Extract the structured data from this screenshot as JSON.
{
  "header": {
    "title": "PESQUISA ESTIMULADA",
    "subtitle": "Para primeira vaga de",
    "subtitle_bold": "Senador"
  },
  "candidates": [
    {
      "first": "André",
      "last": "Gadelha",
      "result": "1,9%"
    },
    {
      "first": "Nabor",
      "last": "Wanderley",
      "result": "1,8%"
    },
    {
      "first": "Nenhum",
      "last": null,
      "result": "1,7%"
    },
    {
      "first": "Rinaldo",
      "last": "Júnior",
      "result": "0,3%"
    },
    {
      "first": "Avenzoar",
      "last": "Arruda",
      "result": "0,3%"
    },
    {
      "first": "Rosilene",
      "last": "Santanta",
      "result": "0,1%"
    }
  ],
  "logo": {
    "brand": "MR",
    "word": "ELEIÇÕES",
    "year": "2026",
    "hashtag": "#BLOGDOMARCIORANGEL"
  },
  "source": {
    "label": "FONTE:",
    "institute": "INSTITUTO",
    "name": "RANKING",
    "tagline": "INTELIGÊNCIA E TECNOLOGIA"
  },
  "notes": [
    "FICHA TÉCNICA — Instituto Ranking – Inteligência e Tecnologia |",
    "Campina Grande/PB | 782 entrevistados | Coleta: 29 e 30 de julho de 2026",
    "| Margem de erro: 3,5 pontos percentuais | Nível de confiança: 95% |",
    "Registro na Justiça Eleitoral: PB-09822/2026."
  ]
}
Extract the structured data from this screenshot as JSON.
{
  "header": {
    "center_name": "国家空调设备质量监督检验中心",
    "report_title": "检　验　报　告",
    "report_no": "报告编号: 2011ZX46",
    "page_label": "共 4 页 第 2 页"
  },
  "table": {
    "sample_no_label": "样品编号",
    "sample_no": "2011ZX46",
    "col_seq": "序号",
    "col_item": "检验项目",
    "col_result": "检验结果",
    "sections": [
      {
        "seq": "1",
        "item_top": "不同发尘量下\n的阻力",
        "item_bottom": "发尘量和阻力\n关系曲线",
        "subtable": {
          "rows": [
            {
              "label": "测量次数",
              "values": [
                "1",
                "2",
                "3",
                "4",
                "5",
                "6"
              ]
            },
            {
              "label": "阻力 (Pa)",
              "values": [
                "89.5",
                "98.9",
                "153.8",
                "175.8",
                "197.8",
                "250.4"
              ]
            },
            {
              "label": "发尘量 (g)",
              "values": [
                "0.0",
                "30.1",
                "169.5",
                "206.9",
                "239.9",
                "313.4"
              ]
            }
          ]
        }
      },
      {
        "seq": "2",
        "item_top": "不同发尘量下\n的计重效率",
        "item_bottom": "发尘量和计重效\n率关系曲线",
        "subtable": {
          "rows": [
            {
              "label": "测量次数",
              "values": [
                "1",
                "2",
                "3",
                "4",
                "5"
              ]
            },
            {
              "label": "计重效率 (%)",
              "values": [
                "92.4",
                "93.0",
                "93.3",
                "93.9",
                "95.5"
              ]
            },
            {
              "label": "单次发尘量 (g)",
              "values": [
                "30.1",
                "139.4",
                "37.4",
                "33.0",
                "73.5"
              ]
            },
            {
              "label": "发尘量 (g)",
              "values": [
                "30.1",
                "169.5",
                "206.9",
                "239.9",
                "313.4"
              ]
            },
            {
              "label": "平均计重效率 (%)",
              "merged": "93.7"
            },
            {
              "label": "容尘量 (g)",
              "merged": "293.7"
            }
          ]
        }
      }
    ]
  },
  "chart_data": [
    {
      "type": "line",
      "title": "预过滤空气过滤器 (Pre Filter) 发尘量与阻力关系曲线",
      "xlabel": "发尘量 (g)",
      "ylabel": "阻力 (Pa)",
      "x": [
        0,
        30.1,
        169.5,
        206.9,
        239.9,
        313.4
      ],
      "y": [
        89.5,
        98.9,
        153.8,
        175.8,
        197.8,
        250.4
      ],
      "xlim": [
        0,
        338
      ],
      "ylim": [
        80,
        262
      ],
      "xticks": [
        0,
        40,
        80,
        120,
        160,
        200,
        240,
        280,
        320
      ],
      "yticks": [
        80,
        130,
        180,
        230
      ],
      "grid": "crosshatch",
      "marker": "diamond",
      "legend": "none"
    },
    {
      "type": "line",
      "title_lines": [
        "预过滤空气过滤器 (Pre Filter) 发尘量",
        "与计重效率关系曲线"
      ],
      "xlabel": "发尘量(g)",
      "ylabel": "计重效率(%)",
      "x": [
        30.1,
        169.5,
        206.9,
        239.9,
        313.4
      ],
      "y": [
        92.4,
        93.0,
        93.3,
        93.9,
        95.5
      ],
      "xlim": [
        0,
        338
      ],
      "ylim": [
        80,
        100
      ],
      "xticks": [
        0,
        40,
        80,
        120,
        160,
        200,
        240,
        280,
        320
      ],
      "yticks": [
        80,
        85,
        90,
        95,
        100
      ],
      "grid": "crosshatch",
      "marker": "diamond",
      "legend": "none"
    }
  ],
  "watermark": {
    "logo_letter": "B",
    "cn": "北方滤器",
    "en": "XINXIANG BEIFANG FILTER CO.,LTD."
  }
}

....

▶ _Description of the task_
Copy out the data shown above without altering anything.

▶ _Task response_
Extract the structured data from this screenshot as JSON.
{
  "header": {
    "title": "PESQUISA ESTIMULADA",
    "subtitle": "Para primeira vaga de",
    "subtitle_bold": "Senador"
  },
  "candidates": [
    {
      "first": "André",
      "last": "Gadelha",
      "result": "1,9%"
    },
    {
      "first": "Nabor",
      "last": "Wanderley",
      "result": "1,8%"
    },
    {
      "first": "Nenhum",
      "last": null,
      "result": "1,7%"
    },
    {
      "first": "Rinaldo",
      "last": "Júnior",
      "result": "0,3%"
    },
    {
      "first": "Avenzoar",
      "last": "Arruda",
      "result": "0,3%"
    },
    {
      "first": "Rosilene",
      "last": "Santanta",
      "result": "0,1%"
    }
  ],
  "logo": {
    "brand": "MR",
    "word": "ELEIÇÕES",
    "year": "2026",
    "hashtag": "#BLOGDOMARCIORANGEL"
  },
  "source": {
    "label": "FONTE:",
    "institute": "INSTITUTO",
    "name": "RANKING",
    "tagline": "INTELIGÊNCIA E TECNOLOGIA"
  },
  "notes": [
    "FICHA TÉCNICA — Instituto Ranking – Inteligência e Tecnologia |",
    "Campina Grande/PB | 782 entrevistados | Coleta: 29 e 30 de julho de 2026",
    "| Margem de erro: 3,5 pontos percentuais | Nível de confiança: 95% |",
    "Registro na Justiça Eleitoral: PB-09822/2026."
  ]
}
Extract the structured data from this screenshot as JSON.
{
  "header": {
    "center_name": "国家空调设备质量监督检验中心",
    "report_title": "检　验　报　告",
    "report_no": "报告编号: 2011ZX46",
    "page_label": "共 4 页 第 2 页"
  },
  "table": {
    "sample_no_label": "样品编号",
    "sample_no": "2011ZX46",
    "col_seq": "序号",
    "col_item": "检验项目",
    "col_result": "检验结果",
    "sections": [
      {
        "seq": "1",
        "item_top": "不同发尘量下\n的阻力",
        "item_bottom": "发尘量和阻力\n关系曲线",
        "subtable": {
          "rows": [
            {
              "label": "测量次数",
              "values": [
                "1",
                "2",
                "3",
                "4",
                "5",
                "6"
              ]
            },
            {
              "label": "阻力 (Pa)",
              "values": [
                "89.5",
                "98.9",
                "153.8",
                "175.8",
                "197.8",
                "250.4"
              ]
            },
            {
              "label": "发尘量 (g)",
              "values": [
                "0.0",
                "30.1",
                "169.5",
                "206.9",
                "239.9",
                "313.4"
              ]
            }
          ]
        }
      },
      {
        "seq": "2",
        "item_top": "不同发尘量下\n的计重效率",
        "item_bottom": "发尘量和计重效\n率关系曲线",
        "subtable": {
          "rows": [
            {
              "label": "测量次数",
              "values": [
                "1",
                "2",
                "3",
                "4",
                "5"
              ]
            },
            {
              "label": "计重效率 (%)",
              "values": [
                "92.4",
                "93.0",
                "93.3",
                "93.9",
                "95.5"
              ]
            },
            {
              "label": "单次发尘量 (g)",
              "values": [
                "30.1",
                "139.4",
                "37.4",
                "33.0",
                "73.5"
              ]
            },
            {
              "label": "发尘量 (g)",
              "values": [
                "30.1",
                "169.5",
                "206.9",
                "239.9",
                "313.4"
              ]
            },
            {
              "label": "平均计重效率 (%)",
              "merged": "93.7"
            },
            {
              "label": "容尘量 (g)",
              "merged": "293.7"
            }
          ]
        }
      }
    ]
  },
  "chart_data": [
    {
      "type": "line",
      "title": "预过滤空气过滤器 (Pre Filter) 发尘量与阻力关系曲线",
      "xlabel": "发尘量 (g)",
      "ylabel": "阻力 (Pa)",
      "x": [
        0,
        30.1,
        169.5,
        206.9,
        239.9,
        313.4
      ],
      "y": [
        89.5,
        98.9,
        153.8,
        175.8,
        197.8,
        250.4
      ],
      "xlim": [
        0,
        338
      ],
      "ylim": [
        80,
        262
      ],
      "xticks": [
        0,
        40,
        80,
        120,
        160,
        200,
        240,
        280,
        320
      ],
      "yticks": [
        80,
        130,
        180,
        230
      ],
      "grid": "crosshatch",
      "marker": "diamond",
      "legend": "none"
    },
    {
      "type": "line",
      "title_lines": [
        "预过滤空气过滤器 (Pre Filter) 发尘量",
        "与计重效率关系曲线"
      ],
      "xlabel": "发尘量(g)",
      "ylabel": "计重效率(%)",
      "x": [
        30.1,
        169.5,
        206.9,
        239.9,
        313.4
      ],
      "y": [
        92.4,
        93.0,
        93.3,
        93.9,
        95.5
      ],
      "xlim": [
        0,
        338
      ],
      "ylim": [
        80,
        100
      ],
      "xticks": [
        0,
        40,
        80,
        120,
        160,
        200,
        240,
        280,
        320
      ],
      "yticks": [
        80,
        85,
        90,
        95,
        100
      ],
      "grid": "crosshatch",
      "marker": "diamond",
      "legend": "none"
    }
  ],
  "watermark": {
    "logo_letter": "B",
    "cn": "北方滤器",
    "en": "XINXIANG BEIFANG FILTER CO.,LTD."
  }
}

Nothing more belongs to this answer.